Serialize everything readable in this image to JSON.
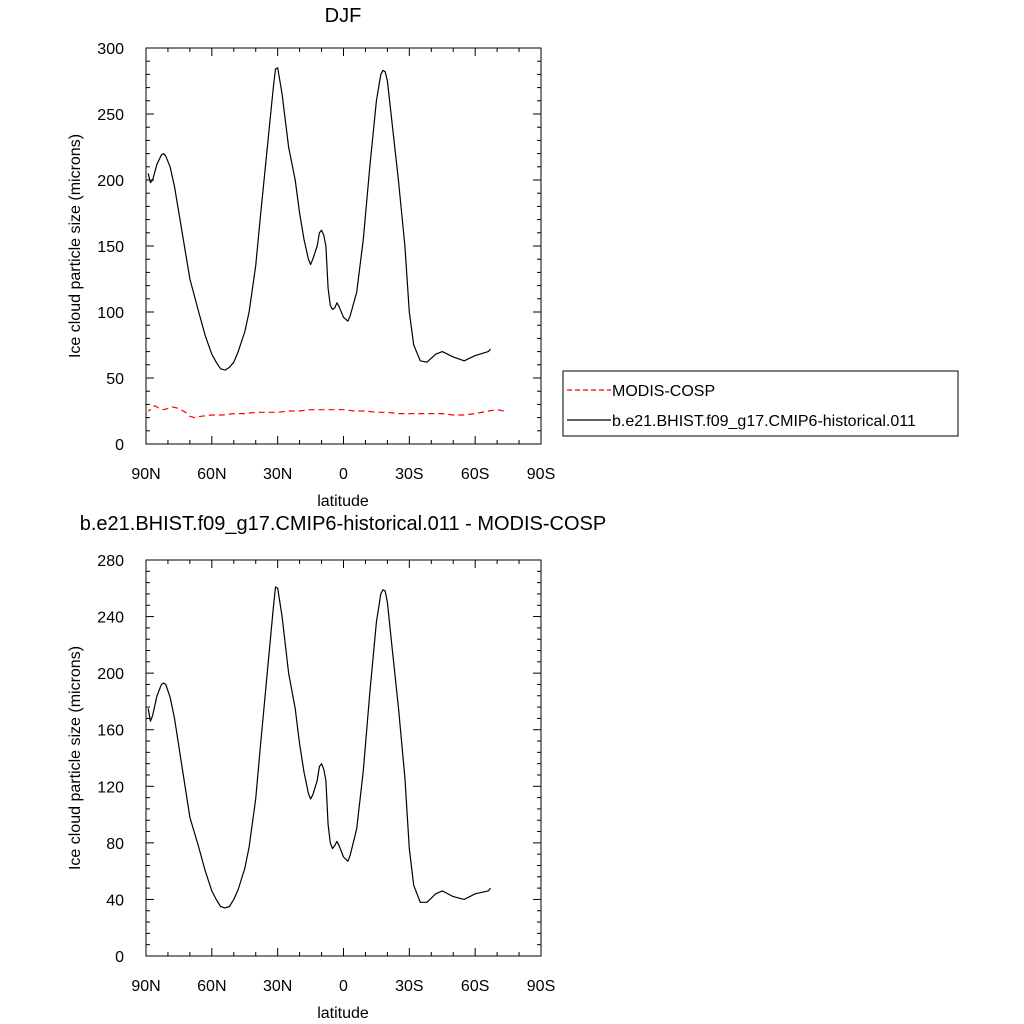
{
  "chart_data": [
    {
      "type": "line",
      "title": "DJF",
      "xlabel": "latitude",
      "ylabel": "Ice cloud particle size (microns)",
      "xlim": [
        90,
        -90
      ],
      "ylim": [
        0,
        300
      ],
      "x_ticks": [
        90,
        60,
        30,
        0,
        -30,
        -60,
        -90
      ],
      "x_tick_labels": [
        "90N",
        "60N",
        "30N",
        "0",
        "30S",
        "60S",
        "90S"
      ],
      "y_ticks": [
        0,
        50,
        100,
        150,
        200,
        250,
        300
      ],
      "y_tick_labels": [
        "0",
        "50",
        "100",
        "150",
        "200",
        "250",
        "300"
      ],
      "legend": {
        "position": "right",
        "entries": [
          "MODIS-COSP",
          "b.e21.BHIST.f09_g17.CMIP6-historical.011"
        ]
      },
      "series": [
        {
          "name": "MODIS-COSP",
          "color": "#ff0000",
          "style": "dashed",
          "points": [
            [
              -73,
              25
            ],
            [
              -70,
              26
            ],
            [
              -66,
              25
            ],
            [
              -60,
              23
            ],
            [
              -55,
              22
            ],
            [
              -50,
              22
            ],
            [
              -45,
              23
            ],
            [
              -40,
              23
            ],
            [
              -35,
              23
            ],
            [
              -30,
              23
            ],
            [
              -25,
              23
            ],
            [
              -20,
              24
            ],
            [
              -15,
              24
            ],
            [
              -10,
              25
            ],
            [
              -5,
              25
            ],
            [
              0,
              26
            ],
            [
              5,
              26
            ],
            [
              10,
              26
            ],
            [
              15,
              26
            ],
            [
              20,
              25
            ],
            [
              25,
              25
            ],
            [
              30,
              24
            ],
            [
              35,
              24
            ],
            [
              40,
              24
            ],
            [
              45,
              23
            ],
            [
              50,
              23
            ],
            [
              55,
              22
            ],
            [
              60,
              22
            ],
            [
              65,
              21
            ],
            [
              68,
              20
            ],
            [
              70,
              21
            ],
            [
              72,
              24
            ],
            [
              75,
              27
            ],
            [
              78,
              28
            ],
            [
              80,
              27
            ],
            [
              82,
              26
            ],
            [
              84,
              27
            ],
            [
              86,
              29
            ],
            [
              88,
              26
            ],
            [
              89,
              25
            ]
          ]
        },
        {
          "name": "b.e21.BHIST.f09_g17.CMIP6-historical.011",
          "color": "#000000",
          "style": "solid",
          "points": [
            [
              -67,
              72
            ],
            [
              -66,
              70
            ],
            [
              -60,
              67
            ],
            [
              -55,
              63
            ],
            [
              -50,
              66
            ],
            [
              -45,
              70
            ],
            [
              -42,
              68
            ],
            [
              -38,
              62
            ],
            [
              -35,
              63
            ],
            [
              -32,
              75
            ],
            [
              -30,
              100
            ],
            [
              -28,
              150
            ],
            [
              -25,
              200
            ],
            [
              -22,
              245
            ],
            [
              -20,
              275
            ],
            [
              -19,
              282
            ],
            [
              -18,
              283
            ],
            [
              -17,
              280
            ],
            [
              -15,
              260
            ],
            [
              -12,
              210
            ],
            [
              -9,
              155
            ],
            [
              -6,
              115
            ],
            [
              -3,
              97
            ],
            [
              -2,
              93
            ],
            [
              0,
              96
            ],
            [
              2,
              104
            ],
            [
              3,
              107
            ],
            [
              4,
              103
            ],
            [
              5,
              102
            ],
            [
              6,
              105
            ],
            [
              7,
              118
            ],
            [
              8,
              150
            ],
            [
              9,
              158
            ],
            [
              10,
              162
            ],
            [
              11,
              160
            ],
            [
              12,
              150
            ],
            [
              13,
              145
            ],
            [
              14,
              140
            ],
            [
              15,
              136
            ],
            [
              16,
              140
            ],
            [
              18,
              155
            ],
            [
              20,
              175
            ],
            [
              22,
              200
            ],
            [
              25,
              225
            ],
            [
              28,
              265
            ],
            [
              30,
              285
            ],
            [
              31,
              284
            ],
            [
              32,
              270
            ],
            [
              35,
              220
            ],
            [
              38,
              170
            ],
            [
              40,
              135
            ],
            [
              43,
              100
            ],
            [
              45,
              85
            ],
            [
              48,
              70
            ],
            [
              50,
              62
            ],
            [
              52,
              58
            ],
            [
              54,
              56
            ],
            [
              56,
              57
            ],
            [
              58,
              62
            ],
            [
              60,
              68
            ],
            [
              63,
              82
            ],
            [
              66,
              100
            ],
            [
              70,
              125
            ],
            [
              73,
              155
            ],
            [
              75,
              175
            ],
            [
              77,
              195
            ],
            [
              79,
              210
            ],
            [
              81,
              218
            ],
            [
              82,
              220
            ],
            [
              83,
              219
            ],
            [
              85,
              212
            ],
            [
              87,
              200
            ],
            [
              88,
              198
            ],
            [
              89,
              205
            ]
          ]
        }
      ]
    },
    {
      "type": "line",
      "title": "b.e21.BHIST.f09_g17.CMIP6-historical.011 - MODIS-COSP",
      "xlabel": "latitude",
      "ylabel": "Ice cloud particle size (microns)",
      "xlim": [
        90,
        -90
      ],
      "ylim": [
        0,
        280
      ],
      "x_ticks": [
        90,
        60,
        30,
        0,
        -30,
        -60,
        -90
      ],
      "x_tick_labels": [
        "90N",
        "60N",
        "30N",
        "0",
        "30S",
        "60S",
        "90S"
      ],
      "y_ticks": [
        0,
        40,
        80,
        120,
        160,
        200,
        240,
        280
      ],
      "y_tick_labels": [
        "0",
        "40",
        "80",
        "120",
        "160",
        "200",
        "240",
        "280"
      ],
      "series": [
        {
          "color": "#000000",
          "style": "solid",
          "points": [
            [
              -67,
              48
            ],
            [
              -66,
              46
            ],
            [
              -60,
              44
            ],
            [
              -55,
              40
            ],
            [
              -50,
              42
            ],
            [
              -45,
              46
            ],
            [
              -42,
              44
            ],
            [
              -38,
              38
            ],
            [
              -35,
              38
            ],
            [
              -32,
              50
            ],
            [
              -30,
              76
            ],
            [
              -28,
              126
            ],
            [
              -25,
              176
            ],
            [
              -22,
              220
            ],
            [
              -20,
              250
            ],
            [
              -19,
              258
            ],
            [
              -18,
              259
            ],
            [
              -17,
              256
            ],
            [
              -15,
              236
            ],
            [
              -12,
              186
            ],
            [
              -9,
              131
            ],
            [
              -6,
              90
            ],
            [
              -3,
              71
            ],
            [
              -2,
              67
            ],
            [
              0,
              70
            ],
            [
              2,
              78
            ],
            [
              3,
              81
            ],
            [
              4,
              78
            ],
            [
              5,
              76
            ],
            [
              6,
              80
            ],
            [
              7,
              93
            ],
            [
              8,
              124
            ],
            [
              9,
              132
            ],
            [
              10,
              136
            ],
            [
              11,
              134
            ],
            [
              12,
              124
            ],
            [
              13,
              119
            ],
            [
              14,
              114
            ],
            [
              15,
              111
            ],
            [
              16,
              115
            ],
            [
              18,
              130
            ],
            [
              20,
              150
            ],
            [
              22,
              175
            ],
            [
              25,
              200
            ],
            [
              28,
              240
            ],
            [
              30,
              260
            ],
            [
              31,
              261
            ],
            [
              32,
              246
            ],
            [
              35,
              196
            ],
            [
              38,
              146
            ],
            [
              40,
              111
            ],
            [
              43,
              77
            ],
            [
              45,
              62
            ],
            [
              48,
              47
            ],
            [
              50,
              40
            ],
            [
              52,
              35
            ],
            [
              54,
              34
            ],
            [
              56,
              35
            ],
            [
              58,
              40
            ],
            [
              60,
              46
            ],
            [
              63,
              60
            ],
            [
              66,
              77
            ],
            [
              70,
              98
            ],
            [
              73,
              128
            ],
            [
              75,
              148
            ],
            [
              77,
              168
            ],
            [
              79,
              183
            ],
            [
              81,
              192
            ],
            [
              82,
              193
            ],
            [
              83,
              192
            ],
            [
              85,
              184
            ],
            [
              87,
              170
            ],
            [
              88,
              166
            ],
            [
              89,
              175
            ]
          ]
        }
      ]
    }
  ]
}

EXERCISE – Where does the word "title" appear in the listing? List each line that holds it.

ANSWER BELOW –
      "title": "DJF",
      "title": "b.e21.BHIST.f09_g17.CMIP6-historical.011 - MODIS-COSP",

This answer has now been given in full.